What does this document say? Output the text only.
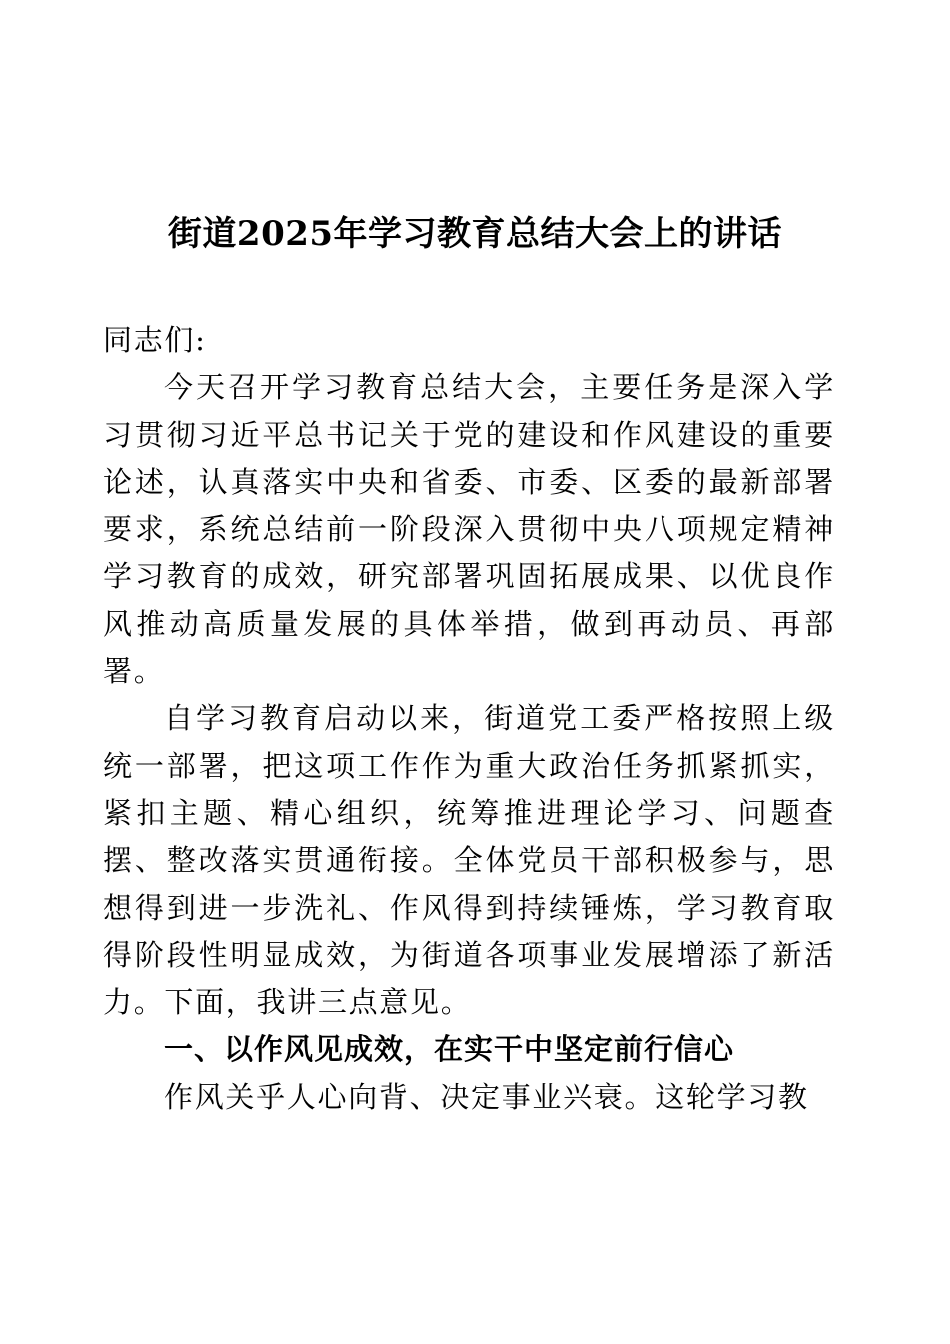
街道2025年学习教育总结大会上的讲话

同志们:

今天召开学习教育总结大会，主要任务是深入学习贯彻习近平总书记关于党的建设和作风建设的重要论述，认真落实中央和省委、市委、区委的最新部署要求，系统总结前一阶段深入贯彻中央八项规定精神学习教育的成效，研究部署巩固拓展成果、以优良作风推动高质量发展的具体举措，做到再动员、再部署。

自学习教育启动以来，街道党工委严格按照上级统一部署，把这项工作作为重大政治任务抓紧抓实，紧扣主题、精心组织，统筹推进理论学习、问题查摆、整改落实贯通衔接。全体党员干部积极参与，思想得到进一步洗礼、作风得到持续锤炼，学习教育取得阶段性明显成效，为街道各项事业发展增添了新活力。下面，我讲三点意见。

一、以作风见成效，在实干中坚定前行信心

作风关乎人心向背、决定事业兴衰。这轮学习教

▸ **Task details**
All of the lines above should be printed exactly, minus the pictures.

▸ **Response to the task**
What does this document say? Output the text only.
街道2025年学习教育总结大会上的讲话

同志们:

今天召开学习教育总结大会，主要任务是深入学习贯彻习近平总书记关于党的建设和作风建设的重要论述，认真落实中央和省委、市委、区委的最新部署要求，系统总结前一阶段深入贯彻中央八项规定精神学习教育的成效，研究部署巩固拓展成果、以优良作风推动高质量发展的具体举措，做到再动员、再部署。

自学习教育启动以来，街道党工委严格按照上级统一部署，把这项工作作为重大政治任务抓紧抓实，紧扣主题、精心组织，统筹推进理论学习、问题查摆、整改落实贯通衔接。全体党员干部积极参与，思想得到进一步洗礼、作风得到持续锤炼，学习教育取得阶段性明显成效，为街道各项事业发展增添了新活力。下面，我讲三点意见。

一、以作风见成效，在实干中坚定前行信心

作风关乎人心向背、决定事业兴衰。这轮学习教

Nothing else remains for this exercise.